* WHAT YOU WILL DO *
Give the data again exactly as written, skipping any pictures.

+++ GIVEN DATA

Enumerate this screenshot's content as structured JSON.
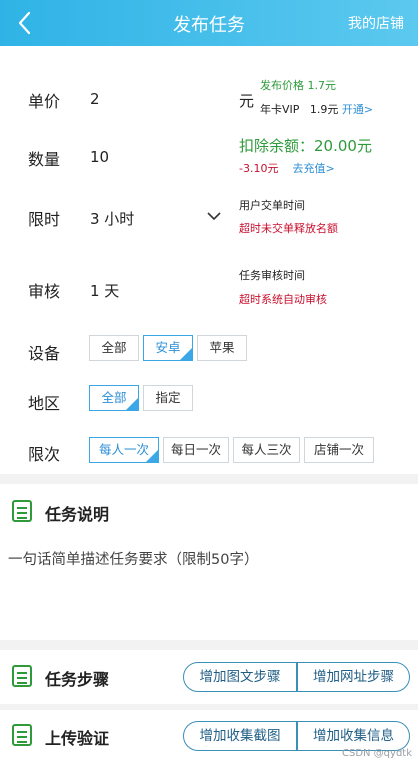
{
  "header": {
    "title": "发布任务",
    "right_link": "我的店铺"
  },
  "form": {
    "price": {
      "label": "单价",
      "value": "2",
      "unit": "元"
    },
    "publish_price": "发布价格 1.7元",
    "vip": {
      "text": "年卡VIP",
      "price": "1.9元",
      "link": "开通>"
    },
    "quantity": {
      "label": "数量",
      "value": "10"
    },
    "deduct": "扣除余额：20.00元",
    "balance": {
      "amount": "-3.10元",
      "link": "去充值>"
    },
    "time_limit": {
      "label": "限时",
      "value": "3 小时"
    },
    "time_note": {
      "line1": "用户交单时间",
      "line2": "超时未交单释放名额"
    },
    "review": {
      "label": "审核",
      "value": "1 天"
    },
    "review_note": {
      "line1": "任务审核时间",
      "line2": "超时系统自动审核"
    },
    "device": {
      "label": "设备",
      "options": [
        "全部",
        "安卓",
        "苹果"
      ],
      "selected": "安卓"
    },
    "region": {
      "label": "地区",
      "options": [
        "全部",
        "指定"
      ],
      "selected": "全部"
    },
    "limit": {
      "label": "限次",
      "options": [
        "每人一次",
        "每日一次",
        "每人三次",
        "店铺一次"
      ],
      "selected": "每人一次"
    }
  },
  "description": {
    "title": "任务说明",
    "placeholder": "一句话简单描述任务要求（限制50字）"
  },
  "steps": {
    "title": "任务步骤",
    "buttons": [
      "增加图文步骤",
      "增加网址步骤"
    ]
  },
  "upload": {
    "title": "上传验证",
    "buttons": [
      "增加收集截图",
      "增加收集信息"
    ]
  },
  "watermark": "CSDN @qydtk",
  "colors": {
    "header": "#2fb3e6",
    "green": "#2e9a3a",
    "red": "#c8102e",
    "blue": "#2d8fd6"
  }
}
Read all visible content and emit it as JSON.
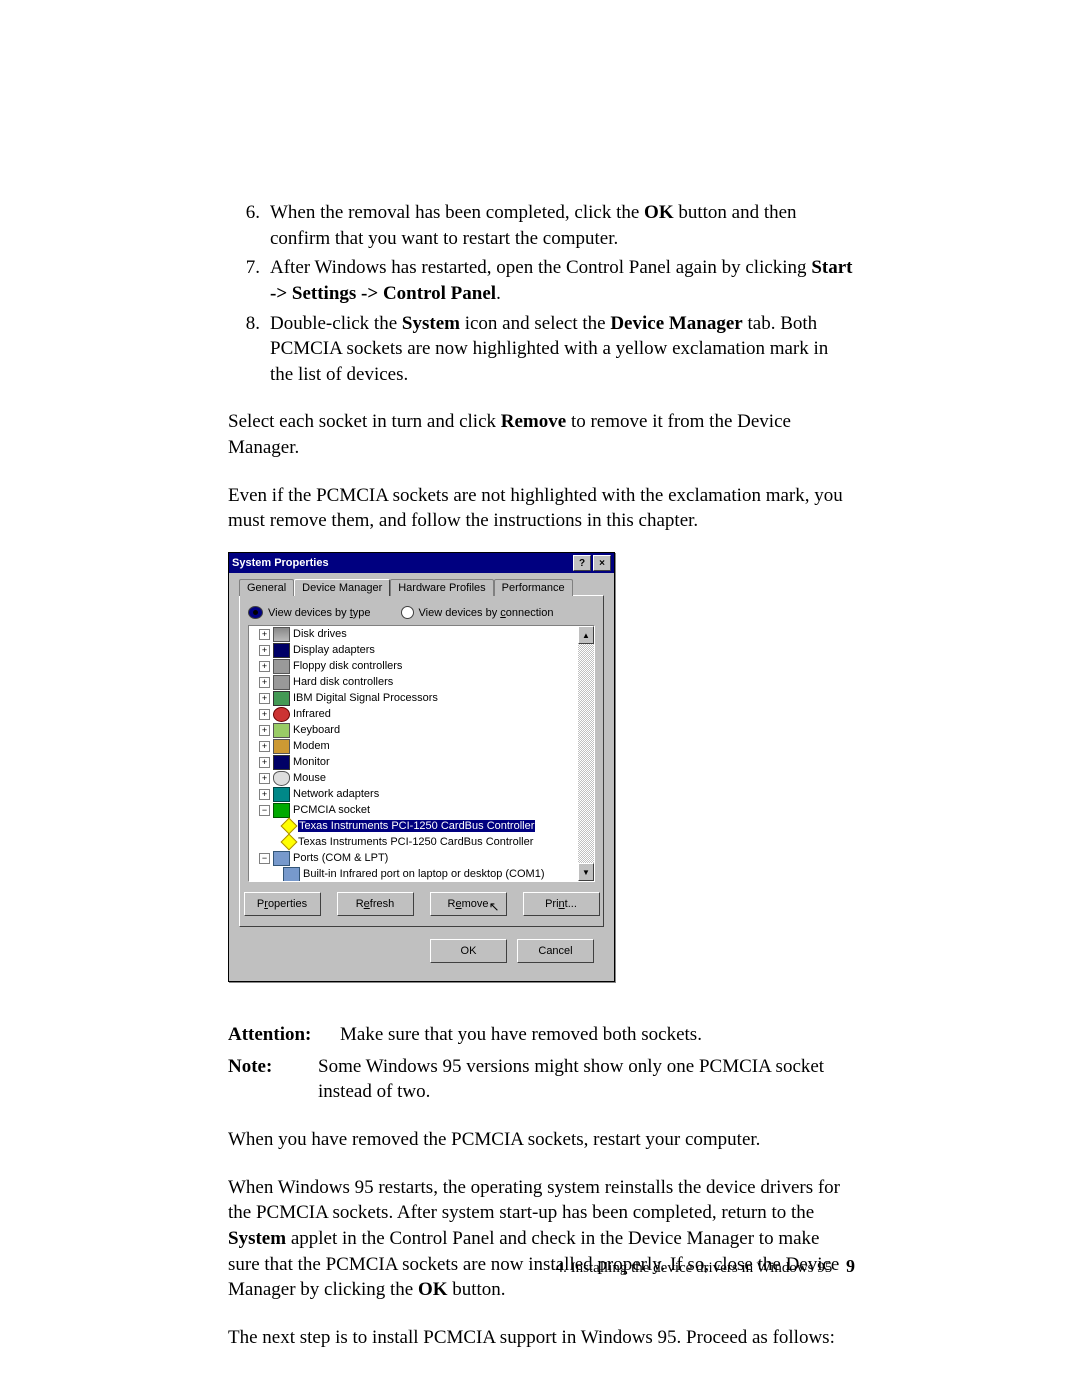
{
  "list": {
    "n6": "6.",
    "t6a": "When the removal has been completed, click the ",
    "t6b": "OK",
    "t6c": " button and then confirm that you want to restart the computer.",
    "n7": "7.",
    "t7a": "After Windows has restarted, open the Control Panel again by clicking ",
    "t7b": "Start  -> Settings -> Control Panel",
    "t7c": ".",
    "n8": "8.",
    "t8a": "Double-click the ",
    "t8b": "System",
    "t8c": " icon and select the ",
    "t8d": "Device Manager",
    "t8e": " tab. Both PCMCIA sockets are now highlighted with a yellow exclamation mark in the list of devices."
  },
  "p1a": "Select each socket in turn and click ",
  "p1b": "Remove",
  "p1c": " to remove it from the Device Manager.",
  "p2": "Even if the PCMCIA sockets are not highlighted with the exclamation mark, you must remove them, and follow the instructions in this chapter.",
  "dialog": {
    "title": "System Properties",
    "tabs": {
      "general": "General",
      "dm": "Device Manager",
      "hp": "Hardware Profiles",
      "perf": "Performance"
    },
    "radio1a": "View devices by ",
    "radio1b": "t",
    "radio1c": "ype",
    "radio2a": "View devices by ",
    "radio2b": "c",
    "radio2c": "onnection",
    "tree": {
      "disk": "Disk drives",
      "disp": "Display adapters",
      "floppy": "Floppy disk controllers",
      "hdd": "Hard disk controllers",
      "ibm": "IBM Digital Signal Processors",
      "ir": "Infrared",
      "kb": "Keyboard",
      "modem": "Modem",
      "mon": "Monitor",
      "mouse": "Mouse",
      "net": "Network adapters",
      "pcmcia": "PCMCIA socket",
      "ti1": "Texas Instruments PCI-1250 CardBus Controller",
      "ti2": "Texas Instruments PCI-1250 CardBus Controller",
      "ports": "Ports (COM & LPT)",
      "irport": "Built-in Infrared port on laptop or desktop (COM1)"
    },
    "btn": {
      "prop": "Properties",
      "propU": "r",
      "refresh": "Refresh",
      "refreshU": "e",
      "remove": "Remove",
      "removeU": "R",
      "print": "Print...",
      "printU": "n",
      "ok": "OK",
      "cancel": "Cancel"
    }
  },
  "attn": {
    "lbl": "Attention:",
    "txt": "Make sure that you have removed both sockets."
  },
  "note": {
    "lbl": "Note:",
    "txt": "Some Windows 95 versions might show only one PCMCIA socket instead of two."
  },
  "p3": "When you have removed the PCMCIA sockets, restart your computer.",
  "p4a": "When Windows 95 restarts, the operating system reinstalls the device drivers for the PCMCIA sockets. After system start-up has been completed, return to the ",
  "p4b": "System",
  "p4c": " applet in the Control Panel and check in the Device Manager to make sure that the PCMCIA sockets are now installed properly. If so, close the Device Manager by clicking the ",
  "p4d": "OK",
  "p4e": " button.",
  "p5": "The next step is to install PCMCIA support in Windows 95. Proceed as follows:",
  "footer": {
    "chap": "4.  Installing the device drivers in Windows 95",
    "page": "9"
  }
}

++++++

* RESULT *
Enumerate this screenshot's content as structured JSON.
{
  "header": {
    "title": "发布任务",
    "right_link": "我的店铺"
  },
  "form": {
    "price": {
      "label": "单价",
      "value": "2",
      "unit": "元"
    },
    "publish_price": "发布价格 1.7元",
    "vip": {
      "text": "年卡VIP",
      "price": "1.9元",
      "link": "开通>"
    },
    "quantity": {
      "label": "数量",
      "value": "10"
    },
    "deduct": "扣除余额：20.00元",
    "balance": {
      "amount": "-3.10元",
      "link": "去充值>"
    },
    "time_limit": {
      "label": "限时",
      "value": "3 小时"
    },
    "time_note": {
      "line1": "用户交单时间",
      "line2": "超时未交单释放名额"
    },
    "review": {
      "label": "审核",
      "value": "1 天"
    },
    "review_note": {
      "line1": "任务审核时间",
      "line2": "超时系统自动审核"
    },
    "device": {
      "label": "设备",
      "options": [
        "全部",
        "安卓",
        "苹果"
      ],
      "selected": "安卓"
    },
    "region": {
      "label": "地区",
      "options": [
        "全部",
        "指定"
      ],
      "selected": "全部"
    },
    "limit": {
      "label": "限次",
      "options": [
        "每人一次",
        "每日一次",
        "每人三次",
        "店铺一次"
      ],
      "selected": "每人一次"
    }
  },
  "description": {
    "title": "任务说明",
    "placeholder": "一句话简单描述任务要求（限制50字）"
  },
  "steps": {
    "title": "任务步骤",
    "buttons": [
      "增加图文步骤",
      "增加网址步骤"
    ]
  },
  "upload": {
    "title": "上传验证",
    "buttons": [
      "增加收集截图",
      "增加收集信息"
    ]
  },
  "watermark": "CSDN @qydtk",
  "colors": {
    "header": "#2fb3e6",
    "green": "#2e9a3a",
    "red": "#c8102e",
    "blue": "#2d8fd6"
  }
}
Read all visible content and emit it as JSON.
{
  "list": {
    "n6": "6.",
    "t6a": "When the removal has been completed, click the ",
    "t6b": "OK",
    "t6c": " button and then confirm that you want to restart the computer.",
    "n7": "7.",
    "t7a": "After Windows has restarted, open the Control Panel again by clicking ",
    "t7b": "Start  -> Settings -> Control Panel",
    "t7c": ".",
    "n8": "8.",
    "t8a": "Double-click the ",
    "t8b": "System",
    "t8c": " icon and select the ",
    "t8d": "Device Manager",
    "t8e": " tab. Both PCMCIA sockets are now highlighted with a yellow exclamation mark in the list of devices."
  },
  "p1a": "Select each socket in turn and click ",
  "p1b": "Remove",
  "p1c": " to remove it from the Device Manager.",
  "p2": "Even if the PCMCIA sockets are not highlighted with the exclamation mark, you must remove them, and follow the instructions in this chapter.",
  "dialog": {
    "title": "System Properties",
    "tabs": {
      "general": "General",
      "dm": "Device Manager",
      "hp": "Hardware Profiles",
      "perf": "Performance"
    },
    "radio1a": "View devices by ",
    "radio1b": "t",
    "radio1c": "ype",
    "radio2a": "View devices by ",
    "radio2b": "c",
    "radio2c": "onnection",
    "tree": {
      "disk": "Disk drives",
      "disp": "Display adapters",
      "floppy": "Floppy disk controllers",
      "hdd": "Hard disk controllers",
      "ibm": "IBM Digital Signal Processors",
      "ir": "Infrared",
      "kb": "Keyboard",
      "modem": "Modem",
      "mon": "Monitor",
      "mouse": "Mouse",
      "net": "Network adapters",
      "pcmcia": "PCMCIA socket",
      "ti1": "Texas Instruments PCI-1250 CardBus Controller",
      "ti2": "Texas Instruments PCI-1250 CardBus Controller",
      "ports": "Ports (COM & LPT)",
      "irport": "Built-in Infrared port on laptop or desktop (COM1)"
    },
    "btn": {
      "prop": "Properties",
      "propU": "r",
      "refresh": "Refresh",
      "refreshU": "e",
      "remove": "Remove",
      "removeU": "R",
      "print": "Print...",
      "printU": "n",
      "ok": "OK",
      "cancel": "Cancel"
    }
  },
  "attn": {
    "lbl": "Attention:",
    "txt": "Make sure that you have removed both sockets."
  },
  "note": {
    "lbl": "Note:",
    "txt": "Some Windows 95 versions might show only one PCMCIA socket instead of two."
  },
  "p3": "When you have removed the PCMCIA sockets, restart your computer.",
  "p4a": "When Windows 95 restarts, the operating system reinstalls the device drivers for the PCMCIA sockets. After system start-up has been completed, return to the ",
  "p4b": "System",
  "p4c": " applet in the Control Panel and check in the Device Manager to make sure that the PCMCIA sockets are now installed properly. If so, close the Device Manager by clicking the ",
  "p4d": "OK",
  "p4e": " button.",
  "p5": "The next step is to install PCMCIA support in Windows 95. Proceed as follows:",
  "footer": {
    "chap": "4.  Installing the device drivers in Windows 95",
    "page": "9"
  }
}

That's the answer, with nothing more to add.